-- Start --

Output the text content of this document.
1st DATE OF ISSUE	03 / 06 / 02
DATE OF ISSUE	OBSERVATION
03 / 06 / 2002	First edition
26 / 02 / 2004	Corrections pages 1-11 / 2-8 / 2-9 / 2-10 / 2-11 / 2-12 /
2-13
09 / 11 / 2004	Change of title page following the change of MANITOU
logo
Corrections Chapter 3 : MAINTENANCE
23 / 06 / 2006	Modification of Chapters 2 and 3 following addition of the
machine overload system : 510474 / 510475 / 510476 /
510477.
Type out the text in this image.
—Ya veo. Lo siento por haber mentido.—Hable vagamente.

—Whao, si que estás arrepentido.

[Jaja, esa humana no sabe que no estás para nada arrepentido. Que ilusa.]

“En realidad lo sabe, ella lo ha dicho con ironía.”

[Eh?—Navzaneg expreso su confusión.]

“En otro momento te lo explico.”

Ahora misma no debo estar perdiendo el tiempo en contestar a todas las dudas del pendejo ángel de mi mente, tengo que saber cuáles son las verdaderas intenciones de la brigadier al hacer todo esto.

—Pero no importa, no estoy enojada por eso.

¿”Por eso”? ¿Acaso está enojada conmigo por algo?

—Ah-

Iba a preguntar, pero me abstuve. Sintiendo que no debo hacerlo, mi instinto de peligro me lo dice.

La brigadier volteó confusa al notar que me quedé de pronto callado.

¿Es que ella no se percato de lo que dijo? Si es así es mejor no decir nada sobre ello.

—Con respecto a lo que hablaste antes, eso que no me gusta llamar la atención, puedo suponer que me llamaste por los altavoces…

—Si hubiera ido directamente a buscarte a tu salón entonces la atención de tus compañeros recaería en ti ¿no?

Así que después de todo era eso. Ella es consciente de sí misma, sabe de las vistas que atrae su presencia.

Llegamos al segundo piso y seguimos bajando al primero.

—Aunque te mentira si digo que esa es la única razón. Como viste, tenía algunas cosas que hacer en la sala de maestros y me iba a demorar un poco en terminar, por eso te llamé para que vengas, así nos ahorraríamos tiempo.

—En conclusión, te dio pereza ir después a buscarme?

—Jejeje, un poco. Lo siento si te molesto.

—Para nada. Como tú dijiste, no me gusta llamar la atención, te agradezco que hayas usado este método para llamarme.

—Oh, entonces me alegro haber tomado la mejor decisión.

-- End --

TO BE DONE =>
Report only the number of lines that hold the word "debo".

RESPONSE TO THIS TASK =>
2